Collection entries:
++++++
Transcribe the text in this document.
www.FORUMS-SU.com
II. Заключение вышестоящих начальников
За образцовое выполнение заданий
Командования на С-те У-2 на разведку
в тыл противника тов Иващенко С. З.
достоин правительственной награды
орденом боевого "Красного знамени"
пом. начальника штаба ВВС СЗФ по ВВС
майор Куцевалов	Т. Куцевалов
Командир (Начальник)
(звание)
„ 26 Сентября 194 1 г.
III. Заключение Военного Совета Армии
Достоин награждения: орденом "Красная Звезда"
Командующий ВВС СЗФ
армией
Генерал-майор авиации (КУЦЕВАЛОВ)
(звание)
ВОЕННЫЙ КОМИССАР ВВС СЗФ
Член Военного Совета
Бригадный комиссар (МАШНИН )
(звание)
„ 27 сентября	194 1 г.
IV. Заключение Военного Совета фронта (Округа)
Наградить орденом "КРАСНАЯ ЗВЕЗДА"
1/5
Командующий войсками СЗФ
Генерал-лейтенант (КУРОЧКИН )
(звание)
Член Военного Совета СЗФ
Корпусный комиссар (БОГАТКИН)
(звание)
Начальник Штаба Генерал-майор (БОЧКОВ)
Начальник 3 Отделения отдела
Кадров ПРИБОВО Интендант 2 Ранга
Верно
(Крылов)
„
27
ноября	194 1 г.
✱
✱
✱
++++++
### GIVEN EXERCISE
Would you give the material above again, complete and exact?

### RESULT FOR THIS EXERCISE
Transcribe the text in this document.
www.FORUMS-SU.com
II. Заключение вышестоящих начальников
За образцовое выполнение заданий
Командования на С-те У-2 на разведку
в тыл противника тов Иващенко С. З.
достоин правительственной награды
орденом боевого "Красного знамени"
пом. начальника штаба ВВС СЗФ по ВВС
майор Куцевалов	Т. Куцевалов
Командир (Начальник)
(звание)
„ 26 Сентября 194 1 г.
III. Заключение Военного Совета Армии
Достоин награждения: орденом "Красная Звезда"
Командующий ВВС СЗФ
армией
Генерал-майор авиации (КУЦЕВАЛОВ)
(звание)
ВОЕННЫЙ КОМИССАР ВВС СЗФ
Член Военного Совета
Бригадный комиссар (МАШНИН )
(звание)
„ 27 сентября	194 1 г.
IV. Заключение Военного Совета фронта (Округа)
Наградить орденом "КРАСНАЯ ЗВЕЗДА"
1/5
Командующий войсками СЗФ
Генерал-лейтенант (КУРОЧКИН )
(звание)
Член Военного Совета СЗФ
Корпусный комиссар (БОГАТКИН)
(звание)
Начальник Штаба Генерал-майор (БОЧКОВ)
Начальник 3 Отделения отдела
Кадров ПРИБОВО Интендант 2 Ранга
Верно
(Крылов)
„
27
ноября	194 1 г.
✱
✱
✱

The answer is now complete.